§ **WHAT YOU HAVE TO DO**
Wherever the string "name" occurs in a line of these records, report that line.

· · ·

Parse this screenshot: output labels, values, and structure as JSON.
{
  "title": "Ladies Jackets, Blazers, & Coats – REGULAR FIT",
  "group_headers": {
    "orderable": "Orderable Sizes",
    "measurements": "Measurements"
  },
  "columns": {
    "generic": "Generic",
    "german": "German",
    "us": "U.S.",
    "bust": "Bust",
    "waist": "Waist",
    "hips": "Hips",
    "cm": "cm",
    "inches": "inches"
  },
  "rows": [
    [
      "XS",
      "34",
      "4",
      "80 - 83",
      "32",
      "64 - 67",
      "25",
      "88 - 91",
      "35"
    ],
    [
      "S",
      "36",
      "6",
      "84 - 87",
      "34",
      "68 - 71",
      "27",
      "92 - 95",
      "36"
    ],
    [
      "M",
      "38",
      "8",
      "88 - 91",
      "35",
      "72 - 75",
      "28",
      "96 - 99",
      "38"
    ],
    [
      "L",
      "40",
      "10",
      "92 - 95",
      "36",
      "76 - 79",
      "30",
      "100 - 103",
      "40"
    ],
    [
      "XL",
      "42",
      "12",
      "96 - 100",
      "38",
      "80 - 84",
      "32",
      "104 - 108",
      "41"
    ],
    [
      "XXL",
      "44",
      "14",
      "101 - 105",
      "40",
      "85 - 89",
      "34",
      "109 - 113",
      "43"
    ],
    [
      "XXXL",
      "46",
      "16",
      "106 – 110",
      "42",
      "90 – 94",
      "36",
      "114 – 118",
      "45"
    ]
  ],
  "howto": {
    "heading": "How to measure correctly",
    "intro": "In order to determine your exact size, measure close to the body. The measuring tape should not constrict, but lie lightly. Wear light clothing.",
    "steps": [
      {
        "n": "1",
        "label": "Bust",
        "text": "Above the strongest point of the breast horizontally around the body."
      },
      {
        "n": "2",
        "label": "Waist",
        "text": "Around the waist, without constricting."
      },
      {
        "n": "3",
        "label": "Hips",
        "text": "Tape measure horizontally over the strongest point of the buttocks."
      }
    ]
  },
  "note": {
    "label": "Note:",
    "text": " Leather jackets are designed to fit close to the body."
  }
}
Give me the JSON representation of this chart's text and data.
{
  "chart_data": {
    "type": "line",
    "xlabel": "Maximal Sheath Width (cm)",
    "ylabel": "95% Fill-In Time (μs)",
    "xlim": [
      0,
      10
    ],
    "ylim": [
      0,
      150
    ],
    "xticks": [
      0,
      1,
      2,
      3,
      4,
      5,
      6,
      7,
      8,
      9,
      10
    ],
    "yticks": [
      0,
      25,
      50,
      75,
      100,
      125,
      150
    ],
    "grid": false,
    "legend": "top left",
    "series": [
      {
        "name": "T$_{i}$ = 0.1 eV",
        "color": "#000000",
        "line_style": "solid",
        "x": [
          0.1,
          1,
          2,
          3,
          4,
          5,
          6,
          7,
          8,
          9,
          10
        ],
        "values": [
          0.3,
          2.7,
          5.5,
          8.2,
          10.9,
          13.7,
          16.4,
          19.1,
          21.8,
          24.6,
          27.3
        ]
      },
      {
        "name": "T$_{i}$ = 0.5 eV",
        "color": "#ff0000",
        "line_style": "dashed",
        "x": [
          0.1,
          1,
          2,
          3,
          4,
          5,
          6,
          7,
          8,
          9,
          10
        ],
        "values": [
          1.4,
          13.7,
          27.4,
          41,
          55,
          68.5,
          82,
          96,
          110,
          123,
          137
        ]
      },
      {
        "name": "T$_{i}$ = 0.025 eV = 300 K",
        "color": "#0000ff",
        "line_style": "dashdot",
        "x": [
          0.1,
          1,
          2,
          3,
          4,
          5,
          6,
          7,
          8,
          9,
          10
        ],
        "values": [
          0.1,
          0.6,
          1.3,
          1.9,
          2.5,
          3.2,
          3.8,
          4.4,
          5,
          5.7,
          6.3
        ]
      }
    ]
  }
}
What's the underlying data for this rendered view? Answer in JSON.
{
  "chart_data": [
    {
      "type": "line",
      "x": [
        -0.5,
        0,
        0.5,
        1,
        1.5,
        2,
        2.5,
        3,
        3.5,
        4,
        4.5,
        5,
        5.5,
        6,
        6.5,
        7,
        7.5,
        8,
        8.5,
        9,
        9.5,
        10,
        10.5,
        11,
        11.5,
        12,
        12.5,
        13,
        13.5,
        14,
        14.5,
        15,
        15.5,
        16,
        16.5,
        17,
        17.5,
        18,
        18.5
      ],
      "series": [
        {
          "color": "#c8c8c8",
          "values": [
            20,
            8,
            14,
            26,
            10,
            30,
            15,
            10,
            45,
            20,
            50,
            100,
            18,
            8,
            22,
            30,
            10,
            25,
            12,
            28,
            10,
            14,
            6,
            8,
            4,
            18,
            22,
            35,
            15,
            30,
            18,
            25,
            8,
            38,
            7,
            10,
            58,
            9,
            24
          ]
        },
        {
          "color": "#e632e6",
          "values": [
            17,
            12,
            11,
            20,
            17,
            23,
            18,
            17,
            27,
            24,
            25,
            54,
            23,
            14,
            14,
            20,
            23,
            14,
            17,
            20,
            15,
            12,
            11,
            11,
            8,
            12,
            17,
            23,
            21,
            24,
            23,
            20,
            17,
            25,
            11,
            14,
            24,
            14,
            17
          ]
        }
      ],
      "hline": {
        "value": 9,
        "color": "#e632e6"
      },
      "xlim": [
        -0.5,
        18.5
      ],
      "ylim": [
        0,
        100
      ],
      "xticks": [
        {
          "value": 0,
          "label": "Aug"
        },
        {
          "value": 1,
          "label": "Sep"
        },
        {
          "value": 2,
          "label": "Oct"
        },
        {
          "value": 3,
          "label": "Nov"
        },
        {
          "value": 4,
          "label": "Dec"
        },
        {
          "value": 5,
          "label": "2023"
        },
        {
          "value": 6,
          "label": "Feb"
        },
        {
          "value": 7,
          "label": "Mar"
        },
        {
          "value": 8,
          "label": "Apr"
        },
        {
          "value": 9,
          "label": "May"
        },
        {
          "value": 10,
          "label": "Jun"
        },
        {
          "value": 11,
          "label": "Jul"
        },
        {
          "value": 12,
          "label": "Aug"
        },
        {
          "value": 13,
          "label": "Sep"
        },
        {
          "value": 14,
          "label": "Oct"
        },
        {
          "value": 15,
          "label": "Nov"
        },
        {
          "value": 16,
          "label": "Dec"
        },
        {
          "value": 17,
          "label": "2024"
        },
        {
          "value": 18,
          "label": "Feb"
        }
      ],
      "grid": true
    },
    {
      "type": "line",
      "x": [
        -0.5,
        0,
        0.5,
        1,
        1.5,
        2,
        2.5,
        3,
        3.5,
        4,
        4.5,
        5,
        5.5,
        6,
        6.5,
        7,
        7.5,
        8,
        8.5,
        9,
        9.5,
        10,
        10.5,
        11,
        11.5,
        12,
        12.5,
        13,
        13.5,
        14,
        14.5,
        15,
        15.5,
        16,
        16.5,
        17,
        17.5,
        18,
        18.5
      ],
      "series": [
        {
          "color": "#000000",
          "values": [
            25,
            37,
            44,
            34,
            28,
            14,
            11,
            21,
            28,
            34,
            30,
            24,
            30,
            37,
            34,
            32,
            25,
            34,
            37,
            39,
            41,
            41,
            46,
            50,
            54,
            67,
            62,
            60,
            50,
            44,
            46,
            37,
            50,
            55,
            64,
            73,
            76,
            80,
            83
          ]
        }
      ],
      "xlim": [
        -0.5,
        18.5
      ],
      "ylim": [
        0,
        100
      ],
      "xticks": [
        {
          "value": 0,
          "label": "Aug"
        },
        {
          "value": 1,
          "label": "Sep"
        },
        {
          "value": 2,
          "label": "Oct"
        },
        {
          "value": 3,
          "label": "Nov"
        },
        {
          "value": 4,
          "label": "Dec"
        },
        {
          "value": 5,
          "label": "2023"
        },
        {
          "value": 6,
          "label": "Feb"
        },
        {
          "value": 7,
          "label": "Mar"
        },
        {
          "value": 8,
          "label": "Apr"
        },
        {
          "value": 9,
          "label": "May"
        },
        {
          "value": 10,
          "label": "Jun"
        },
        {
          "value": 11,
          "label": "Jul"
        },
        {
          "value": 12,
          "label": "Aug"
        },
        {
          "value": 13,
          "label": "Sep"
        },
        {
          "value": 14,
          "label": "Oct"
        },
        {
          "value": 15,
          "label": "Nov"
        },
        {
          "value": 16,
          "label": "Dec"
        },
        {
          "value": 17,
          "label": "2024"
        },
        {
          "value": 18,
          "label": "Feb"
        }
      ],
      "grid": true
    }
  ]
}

· · ·

§ **RESULT BELOW**
        "name": "T$_{i}$ = 0.1 eV",
        "name": "T$_{i}$ = 0.5 eV",
        "name": "T$_{i}$ = 0.025 eV = 300 K",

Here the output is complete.